** begin Given data **

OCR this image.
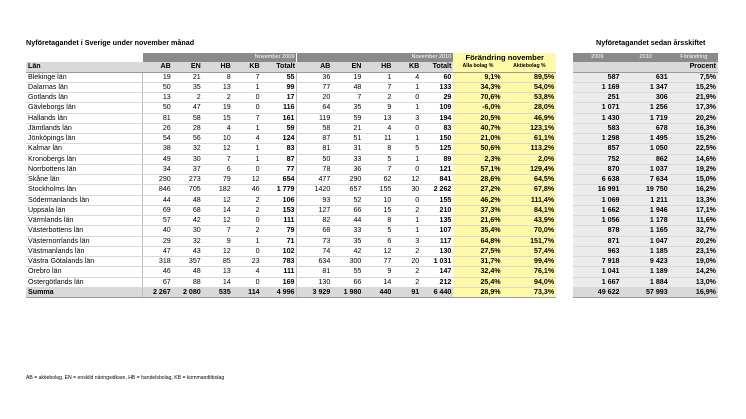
Nyföretagandet i Sverige under november månad	Nyföretagandet sedan årsskiftet
	November 2009					November 2010					Förändring november			2009	2010	Förändring
Län	AB	EN	HB	KB	Totalt	AB	EN	HB	KB	Totalt	Alla bolag %	Aktiebolag %				Procent
Blekinge län	19	21	8	7	55	36	19	1	4	60	9,1%	89,5%		587	631	7,5%
Dalarnas län	50	35	13	1	99	77	48	7	1	133	34,3%	54,0%		1 169	1 347	15,2%
Gotlands län	13	2	2	0	17	20	7	2	0	29	70,6%	53,8%		251	306	21,9%
Gävleborgs län	50	47	19	0	116	64	35	9	1	109	-6,0%	28,0%		1 071	1 256	17,3%
Hallands län	81	58	15	7	161	119	59	13	3	194	20,5%	46,9%		1 430	1 719	20,2%
Jämtlands län	26	28	4	1	59	58	21	4	0	83	40,7%	123,1%		583	678	16,3%
Jönköpings län	54	56	10	4	124	87	51	11	1	150	21,0%	61,1%		1 298	1 495	15,2%
Kalmar län	38	32	12	1	83	81	31	8	5	125	50,6%	113,2%		857	1 050	22,5%
Kronobergs län	49	30	7	1	87	50	33	5	1	89	2,3%	2,0%		752	862	14,6%
Norrbottens län	34	37	6	0	77	78	36	7	0	121	57,1%	129,4%		870	1 037	19,2%
Skåne län	290	273	79	12	654	477	290	62	12	841	28,6%	64,5%		6 638	7 634	15,0%
Stockholms län	846	705	182	46	1 779	1420	657	155	30	2 262	27,2%	67,8%		16 991	19 750	16,2%
Södermanlands län	44	48	12	2	106	93	52	10	0	155	46,2%	111,4%		1 069	1 211	13,3%
Uppsala län	69	68	14	2	153	127	66	15	2	210	37,3%	84,1%		1 662	1 946	17,1%
Värmlands län	57	42	12	0	111	82	44	8	1	135	21,6%	43,9%		1 056	1 178	11,6%
Västerbottens län	40	30	7	2	79	68	33	5	1	107	35,4%	70,0%		878	1 165	32,7%
Västernorrlands län	29	32	9	1	71	73	35	6	3	117	64,8%	151,7%		871	1 047	20,2%
Västmanlands län	47	43	12	0	102	74	42	12	2	130	27,5%	57,4%		963	1 185	23,1%
Västra Götalands län	318	357	85	23	783	634	300	77	20	1 031	31,7%	99,4%		7 918	9 423	19,0%
Örebro län	46	48	13	4	111	81	55	9	2	147	32,4%	76,1%		1 041	1 189	14,2%
Östergötlands län	67	88	14	0	169	130	66	14	2	212	25,4%	94,0%		1 667	1 884	13,0%
Summa	2 267	2 080	535	114	4 996	3 929	1 980	440	91	6 440	28,9%	73,3%		49 622	57 993	16,9%
AB = aktiebolag, EN = enskild näringsidkare, HB = handelsbolag, KB = kommanditbolag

** end Given data **

Each line holding the word "november" counts once; report the total and nothing else.

Correct result -> 2